However, several systemic agents have been identified recently as candidates for preventing cisplatin-related ototoxicity. The most promising is sodium thiosulfate (STS), which, similar to amifostine, is a free–radical-scavenging thiol agent.19 In vitro, STS acts in several ways: it directly inactivates cisplatin by the covalent binding of cisplatin to its thiol moiety to form an inactive complex, it scavenges cisplatin-related reactive oxygen species, and it may concentrate in the perilymph or endolymph, further inactivating cisplatin in the inner ear.14, 19, 20
Recently, SIOPEL (including the German GPOH, the Japanese Study Group for Pediatric Liver Tumors, and several US centers) opened the first large randomized trial of STS (SIOPEL 6) to reduce the burden of ototoxicity in children with hepatoblastoma. That phase 3 trial will enroll 250 children with standard-risk hepatoblastoma for preoperative treatment with single-agent cisplatin or cisplatin and STS, and the STS will be given as a delayed infusion 6 hours after cisplatin infusion to rescue cisplatin ototoxicity without compromising antitumor activity. A standardized approach to the evaluation of ototoxicity has been developed for the study. Secondary objectives of SIOPEL 6 will evaluate nephrotoxicity and investigate genetic loci associated with cisplatin ototoxicity. In a parallel study, the Children's Oncology Group recently activated a randomized phase 3 clinical trial (ACCL0431) to evaluate the efficacy of STS for preventing cisplatin-related hearing loss in newly diagnosed children with hepatoblastoma, germ cell tumors, medulloblastoma, and osteosarcoma.21
However, even the most thoroughly conducted and controlled collaborative studies are only as good as the data available to report. In the study reported here by Katzenstein et al, 120 patients with hepatoblastoma made up the evaluation cohort, but >30% of those patients (n = 38) had to be excluded from the analysis because of incomplete audiologic or clinical data. There is a need for future ototoxicity trials to use common criteria for the assessment and reporting of hearing loss in young children, as Katzenstein et al observe.
This represents a significant challenge for the design and comparison of future international collaborative studies in which toxicity reduction is the measurable endpoint. There is a message in this. In the past, when the goal was to assess treatment response and improve survival, data quality has rarely been an issue. However, the goalposts now have shifted to enhancing long-term survival, and with this comes the need to ensure that the study design and measurement of long-term toxicity, such as hearing loss, become equally valued objectives.

*Entries supplied*:
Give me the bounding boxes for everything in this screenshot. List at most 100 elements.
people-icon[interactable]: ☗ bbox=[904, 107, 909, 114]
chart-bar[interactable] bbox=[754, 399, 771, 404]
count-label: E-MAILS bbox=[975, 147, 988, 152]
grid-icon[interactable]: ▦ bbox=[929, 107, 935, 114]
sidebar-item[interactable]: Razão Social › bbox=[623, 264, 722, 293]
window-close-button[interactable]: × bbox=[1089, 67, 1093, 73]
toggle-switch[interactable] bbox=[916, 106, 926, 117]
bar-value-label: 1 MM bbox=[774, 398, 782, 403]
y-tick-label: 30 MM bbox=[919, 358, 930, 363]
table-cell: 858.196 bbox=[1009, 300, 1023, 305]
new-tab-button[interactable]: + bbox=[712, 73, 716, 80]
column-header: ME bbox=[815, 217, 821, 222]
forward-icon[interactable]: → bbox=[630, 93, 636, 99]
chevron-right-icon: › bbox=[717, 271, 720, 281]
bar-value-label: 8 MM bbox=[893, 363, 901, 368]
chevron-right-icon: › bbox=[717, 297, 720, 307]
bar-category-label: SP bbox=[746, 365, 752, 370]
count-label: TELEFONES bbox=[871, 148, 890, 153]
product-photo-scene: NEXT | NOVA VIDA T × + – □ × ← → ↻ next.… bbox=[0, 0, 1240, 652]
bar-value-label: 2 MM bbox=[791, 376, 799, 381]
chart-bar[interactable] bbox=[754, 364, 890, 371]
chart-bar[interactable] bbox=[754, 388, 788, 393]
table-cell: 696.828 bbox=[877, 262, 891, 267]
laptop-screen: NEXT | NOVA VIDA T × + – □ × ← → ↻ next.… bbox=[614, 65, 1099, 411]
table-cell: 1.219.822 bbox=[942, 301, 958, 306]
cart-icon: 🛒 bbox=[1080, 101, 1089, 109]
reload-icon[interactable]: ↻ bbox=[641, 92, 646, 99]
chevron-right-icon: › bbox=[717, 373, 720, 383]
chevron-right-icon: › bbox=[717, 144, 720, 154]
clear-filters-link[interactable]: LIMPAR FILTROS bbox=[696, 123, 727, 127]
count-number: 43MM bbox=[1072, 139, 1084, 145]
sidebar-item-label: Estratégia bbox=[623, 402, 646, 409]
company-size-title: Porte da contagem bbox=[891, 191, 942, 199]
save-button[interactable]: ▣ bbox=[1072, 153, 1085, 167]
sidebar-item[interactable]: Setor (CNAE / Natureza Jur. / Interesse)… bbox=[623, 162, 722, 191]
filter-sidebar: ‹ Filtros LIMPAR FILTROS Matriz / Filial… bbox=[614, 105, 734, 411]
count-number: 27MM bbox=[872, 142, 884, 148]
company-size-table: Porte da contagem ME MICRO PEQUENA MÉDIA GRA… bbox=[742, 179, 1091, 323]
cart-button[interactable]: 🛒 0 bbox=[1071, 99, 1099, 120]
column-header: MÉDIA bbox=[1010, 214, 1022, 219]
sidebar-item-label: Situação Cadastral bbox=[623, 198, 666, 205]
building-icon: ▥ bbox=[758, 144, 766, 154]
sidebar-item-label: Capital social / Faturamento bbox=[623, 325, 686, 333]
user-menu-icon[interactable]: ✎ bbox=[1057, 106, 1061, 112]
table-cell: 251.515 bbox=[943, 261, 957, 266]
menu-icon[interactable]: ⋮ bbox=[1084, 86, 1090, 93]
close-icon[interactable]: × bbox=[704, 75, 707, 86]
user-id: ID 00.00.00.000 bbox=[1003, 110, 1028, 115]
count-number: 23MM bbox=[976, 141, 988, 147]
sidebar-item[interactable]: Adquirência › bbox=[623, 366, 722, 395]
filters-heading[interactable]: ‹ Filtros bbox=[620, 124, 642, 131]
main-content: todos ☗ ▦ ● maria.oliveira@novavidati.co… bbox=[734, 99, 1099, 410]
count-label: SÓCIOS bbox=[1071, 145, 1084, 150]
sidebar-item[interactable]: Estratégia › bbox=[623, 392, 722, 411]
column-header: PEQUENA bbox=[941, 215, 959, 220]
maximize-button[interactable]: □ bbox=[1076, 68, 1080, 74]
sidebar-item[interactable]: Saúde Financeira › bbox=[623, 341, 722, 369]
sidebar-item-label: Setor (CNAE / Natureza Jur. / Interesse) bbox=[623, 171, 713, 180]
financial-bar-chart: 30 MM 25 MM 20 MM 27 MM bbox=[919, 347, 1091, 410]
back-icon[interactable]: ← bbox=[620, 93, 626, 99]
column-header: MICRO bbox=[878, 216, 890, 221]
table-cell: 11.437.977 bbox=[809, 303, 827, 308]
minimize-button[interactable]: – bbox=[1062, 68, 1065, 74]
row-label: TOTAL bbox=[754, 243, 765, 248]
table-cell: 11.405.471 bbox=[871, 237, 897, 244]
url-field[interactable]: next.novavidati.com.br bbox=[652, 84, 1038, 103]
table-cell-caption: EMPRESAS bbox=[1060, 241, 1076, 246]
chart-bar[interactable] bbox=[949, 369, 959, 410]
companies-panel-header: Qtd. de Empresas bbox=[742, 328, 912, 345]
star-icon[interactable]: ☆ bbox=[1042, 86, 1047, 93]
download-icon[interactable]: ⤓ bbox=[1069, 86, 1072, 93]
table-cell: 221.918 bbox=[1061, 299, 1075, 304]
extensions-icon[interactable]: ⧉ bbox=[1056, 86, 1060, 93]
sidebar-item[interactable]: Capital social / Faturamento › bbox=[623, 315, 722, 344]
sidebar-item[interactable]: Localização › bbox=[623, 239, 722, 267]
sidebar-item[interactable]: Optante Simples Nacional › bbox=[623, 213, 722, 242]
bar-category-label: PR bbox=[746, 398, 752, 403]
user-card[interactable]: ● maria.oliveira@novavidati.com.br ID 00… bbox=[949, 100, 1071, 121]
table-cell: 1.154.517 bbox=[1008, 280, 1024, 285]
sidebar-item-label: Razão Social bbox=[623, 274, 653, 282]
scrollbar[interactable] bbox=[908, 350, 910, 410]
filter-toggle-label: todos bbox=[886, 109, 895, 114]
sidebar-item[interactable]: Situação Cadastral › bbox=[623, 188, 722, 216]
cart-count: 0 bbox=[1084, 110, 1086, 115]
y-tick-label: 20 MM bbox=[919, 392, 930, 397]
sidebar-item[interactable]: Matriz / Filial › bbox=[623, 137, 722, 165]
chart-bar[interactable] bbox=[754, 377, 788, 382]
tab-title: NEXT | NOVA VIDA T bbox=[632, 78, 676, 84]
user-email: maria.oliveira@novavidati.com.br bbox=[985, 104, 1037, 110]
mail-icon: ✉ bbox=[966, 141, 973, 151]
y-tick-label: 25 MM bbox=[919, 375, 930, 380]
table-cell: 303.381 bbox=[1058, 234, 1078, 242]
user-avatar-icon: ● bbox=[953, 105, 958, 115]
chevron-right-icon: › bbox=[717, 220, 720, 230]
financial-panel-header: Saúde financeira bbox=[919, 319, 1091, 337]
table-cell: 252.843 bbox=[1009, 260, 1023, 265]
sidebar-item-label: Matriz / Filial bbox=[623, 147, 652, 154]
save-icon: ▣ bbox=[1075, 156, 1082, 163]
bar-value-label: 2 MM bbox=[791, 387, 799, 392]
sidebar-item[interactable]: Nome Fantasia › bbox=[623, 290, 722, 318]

*Task objective*: Reproduce the part of the passage on cisplatin ototoxicity that begins at the words "This represents a" and ends after the words "equally valued objectives.".

*Answer to this task*:
This represents a significant challenge for the design and comparison of future international collaborative studies in which toxicity reduction is the measurable endpoint. There is a message in this. In the past, when the goal was to assess treatment response and improve survival, data quality has rarely been an issue. However, the goalposts now have shifted to enhancing long-term survival, and with this comes the need to ensure that the study design and measurement of long-term toxicity, such as hearing loss, become equally valued objectives.